*Task description*: Repeat the listing in full, exactly as it stands.

— Begin Extracted entries —

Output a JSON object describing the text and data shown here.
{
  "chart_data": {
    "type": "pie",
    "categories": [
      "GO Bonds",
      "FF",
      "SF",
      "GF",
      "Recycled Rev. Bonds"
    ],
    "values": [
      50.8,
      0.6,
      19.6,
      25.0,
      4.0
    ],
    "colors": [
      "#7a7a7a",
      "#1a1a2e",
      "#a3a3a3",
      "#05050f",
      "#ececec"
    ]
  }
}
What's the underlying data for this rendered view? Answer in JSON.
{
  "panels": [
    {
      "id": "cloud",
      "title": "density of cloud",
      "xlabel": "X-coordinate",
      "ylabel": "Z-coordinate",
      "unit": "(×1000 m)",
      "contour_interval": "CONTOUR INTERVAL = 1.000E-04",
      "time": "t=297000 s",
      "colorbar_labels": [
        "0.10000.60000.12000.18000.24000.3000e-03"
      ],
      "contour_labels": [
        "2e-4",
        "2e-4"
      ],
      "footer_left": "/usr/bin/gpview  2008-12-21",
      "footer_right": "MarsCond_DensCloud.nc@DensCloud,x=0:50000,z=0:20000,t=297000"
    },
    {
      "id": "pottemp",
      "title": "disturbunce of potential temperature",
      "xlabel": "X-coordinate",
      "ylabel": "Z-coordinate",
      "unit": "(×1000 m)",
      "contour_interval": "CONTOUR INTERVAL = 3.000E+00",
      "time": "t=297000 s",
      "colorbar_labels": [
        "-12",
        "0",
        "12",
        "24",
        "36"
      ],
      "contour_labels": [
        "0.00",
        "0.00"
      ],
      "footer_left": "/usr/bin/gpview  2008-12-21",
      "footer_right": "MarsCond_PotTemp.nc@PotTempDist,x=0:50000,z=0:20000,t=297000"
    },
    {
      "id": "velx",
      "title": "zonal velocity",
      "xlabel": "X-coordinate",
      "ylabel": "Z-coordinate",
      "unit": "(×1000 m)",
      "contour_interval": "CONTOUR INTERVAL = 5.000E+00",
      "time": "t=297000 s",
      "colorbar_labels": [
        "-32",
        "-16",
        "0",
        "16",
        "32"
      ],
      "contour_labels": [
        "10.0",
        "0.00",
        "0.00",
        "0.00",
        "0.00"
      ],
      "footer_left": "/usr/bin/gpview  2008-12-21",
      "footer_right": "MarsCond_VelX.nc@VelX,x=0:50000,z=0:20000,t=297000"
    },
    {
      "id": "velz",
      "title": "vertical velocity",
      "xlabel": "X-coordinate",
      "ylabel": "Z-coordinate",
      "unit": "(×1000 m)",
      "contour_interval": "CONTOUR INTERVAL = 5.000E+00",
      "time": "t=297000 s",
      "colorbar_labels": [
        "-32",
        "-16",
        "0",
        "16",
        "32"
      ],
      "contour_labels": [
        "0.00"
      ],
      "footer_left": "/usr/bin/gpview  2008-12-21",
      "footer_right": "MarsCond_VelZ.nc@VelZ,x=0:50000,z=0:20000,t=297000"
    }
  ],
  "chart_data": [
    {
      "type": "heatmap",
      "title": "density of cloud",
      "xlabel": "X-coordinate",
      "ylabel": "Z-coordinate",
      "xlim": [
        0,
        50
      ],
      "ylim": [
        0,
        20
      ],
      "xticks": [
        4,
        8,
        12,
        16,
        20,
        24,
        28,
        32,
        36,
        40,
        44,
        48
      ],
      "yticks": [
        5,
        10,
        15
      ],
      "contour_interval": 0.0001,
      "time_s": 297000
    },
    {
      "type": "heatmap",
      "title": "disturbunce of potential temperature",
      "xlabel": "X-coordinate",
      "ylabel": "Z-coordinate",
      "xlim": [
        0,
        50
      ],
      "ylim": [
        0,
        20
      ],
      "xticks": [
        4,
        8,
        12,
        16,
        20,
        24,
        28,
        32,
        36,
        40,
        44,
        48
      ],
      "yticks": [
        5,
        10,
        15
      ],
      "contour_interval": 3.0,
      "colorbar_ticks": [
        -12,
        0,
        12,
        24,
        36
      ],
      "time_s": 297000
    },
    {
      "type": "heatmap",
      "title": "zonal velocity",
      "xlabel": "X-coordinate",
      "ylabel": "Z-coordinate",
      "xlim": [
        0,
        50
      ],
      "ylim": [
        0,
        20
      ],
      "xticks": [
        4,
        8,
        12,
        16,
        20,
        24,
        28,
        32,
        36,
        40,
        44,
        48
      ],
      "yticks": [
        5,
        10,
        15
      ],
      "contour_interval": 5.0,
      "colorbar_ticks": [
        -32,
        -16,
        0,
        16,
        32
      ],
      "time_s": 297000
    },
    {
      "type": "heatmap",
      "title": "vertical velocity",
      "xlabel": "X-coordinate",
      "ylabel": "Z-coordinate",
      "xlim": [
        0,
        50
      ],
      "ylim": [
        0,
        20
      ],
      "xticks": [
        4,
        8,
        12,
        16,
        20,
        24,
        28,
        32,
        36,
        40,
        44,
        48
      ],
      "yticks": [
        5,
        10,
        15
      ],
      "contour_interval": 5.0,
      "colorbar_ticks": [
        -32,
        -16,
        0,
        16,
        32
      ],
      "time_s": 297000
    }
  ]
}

— End Extracted entries —

*Written response*:
Output a JSON object describing the text and data shown here.
{
  "chart_data": {
    "type": "pie",
    "categories": [
      "GO Bonds",
      "FF",
      "SF",
      "GF",
      "Recycled Rev. Bonds"
    ],
    "values": [
      50.8,
      0.6,
      19.6,
      25.0,
      4.0
    ],
    "colors": [
      "#7a7a7a",
      "#1a1a2e",
      "#a3a3a3",
      "#05050f",
      "#ececec"
    ]
  }
}
What's the underlying data for this rendered view? Answer in JSON.
{
  "panels": [
    {
      "id": "cloud",
      "title": "density of cloud",
      "xlabel": "X-coordinate",
      "ylabel": "Z-coordinate",
      "unit": "(×1000 m)",
      "contour_interval": "CONTOUR INTERVAL = 1.000E-04",
      "time": "t=297000 s",
      "colorbar_labels": [
        "0.10000.60000.12000.18000.24000.3000e-03"
      ],
      "contour_labels": [
        "2e-4",
        "2e-4"
      ],
      "footer_left": "/usr/bin/gpview  2008-12-21",
      "footer_right": "MarsCond_DensCloud.nc@DensCloud,x=0:50000,z=0:20000,t=297000"
    },
    {
      "id": "pottemp",
      "title": "disturbunce of potential temperature",
      "xlabel": "X-coordinate",
      "ylabel": "Z-coordinate",
      "unit": "(×1000 m)",
      "contour_interval": "CONTOUR INTERVAL = 3.000E+00",
      "time": "t=297000 s",
      "colorbar_labels": [
        "-12",
        "0",
        "12",
        "24",
        "36"
      ],
      "contour_labels": [
        "0.00",
        "0.00"
      ],
      "footer_left": "/usr/bin/gpview  2008-12-21",
      "footer_right": "MarsCond_PotTemp.nc@PotTempDist,x=0:50000,z=0:20000,t=297000"
    },
    {
      "id": "velx",
      "title": "zonal velocity",
      "xlabel": "X-coordinate",
      "ylabel": "Z-coordinate",
      "unit": "(×1000 m)",
      "contour_interval": "CONTOUR INTERVAL = 5.000E+00",
      "time": "t=297000 s",
      "colorbar_labels": [
        "-32",
        "-16",
        "0",
        "16",
        "32"
      ],
      "contour_labels": [
        "10.0",
        "0.00",
        "0.00",
        "0.00",
        "0.00"
      ],
      "footer_left": "/usr/bin/gpview  2008-12-21",
      "footer_right": "MarsCond_VelX.nc@VelX,x=0:50000,z=0:20000,t=297000"
    },
    {
      "id": "velz",
      "title": "vertical velocity",
      "xlabel": "X-coordinate",
      "ylabel": "Z-coordinate",
      "unit": "(×1000 m)",
      "contour_interval": "CONTOUR INTERVAL = 5.000E+00",
      "time": "t=297000 s",
      "colorbar_labels": [
        "-32",
        "-16",
        "0",
        "16",
        "32"
      ],
      "contour_labels": [
        "0.00"
      ],
      "footer_left": "/usr/bin/gpview  2008-12-21",
      "footer_right": "MarsCond_VelZ.nc@VelZ,x=0:50000,z=0:20000,t=297000"
    }
  ],
  "chart_data": [
    {
      "type": "heatmap",
      "title": "density of cloud",
      "xlabel": "X-coordinate",
      "ylabel": "Z-coordinate",
      "xlim": [
        0,
        50
      ],
      "ylim": [
        0,
        20
      ],
      "xticks": [
        4,
        8,
        12,
        16,
        20,
        24,
        28,
        32,
        36,
        40,
        44,
        48
      ],
      "yticks": [
        5,
        10,
        15
      ],
      "contour_interval": 0.0001,
      "time_s": 297000
    },
    {
      "type": "heatmap",
      "title": "disturbunce of potential temperature",
      "xlabel": "X-coordinate",
      "ylabel": "Z-coordinate",
      "xlim": [
        0,
        50
      ],
      "ylim": [
        0,
        20
      ],
      "xticks": [
        4,
        8,
        12,
        16,
        20,
        24,
        28,
        32,
        36,
        40,
        44,
        48
      ],
      "yticks": [
        5,
        10,
        15
      ],
      "contour_interval": 3.0,
      "colorbar_ticks": [
        -12,
        0,
        12,
        24,
        36
      ],
      "time_s": 297000
    },
    {
      "type": "heatmap",
      "title": "zonal velocity",
      "xlabel": "X-coordinate",
      "ylabel": "Z-coordinate",
      "xlim": [
        0,
        50
      ],
      "ylim": [
        0,
        20
      ],
      "xticks": [
        4,
        8,
        12,
        16,
        20,
        24,
        28,
        32,
        36,
        40,
        44,
        48
      ],
      "yticks": [
        5,
        10,
        15
      ],
      "contour_interval": 5.0,
      "colorbar_ticks": [
        -32,
        -16,
        0,
        16,
        32
      ],
      "time_s": 297000
    },
    {
      "type": "heatmap",
      "title": "vertical velocity",
      "xlabel": "X-coordinate",
      "ylabel": "Z-coordinate",
      "xlim": [
        0,
        50
      ],
      "ylim": [
        0,
        20
      ],
      "xticks": [
        4,
        8,
        12,
        16,
        20,
        24,
        28,
        32,
        36,
        40,
        44,
        48
      ],
      "yticks": [
        5,
        10,
        15
      ],
      "contour_interval": 5.0,
      "colorbar_ticks": [
        -32,
        -16,
        0,
        16,
        32
      ],
      "time_s": 297000
    }
  ]
}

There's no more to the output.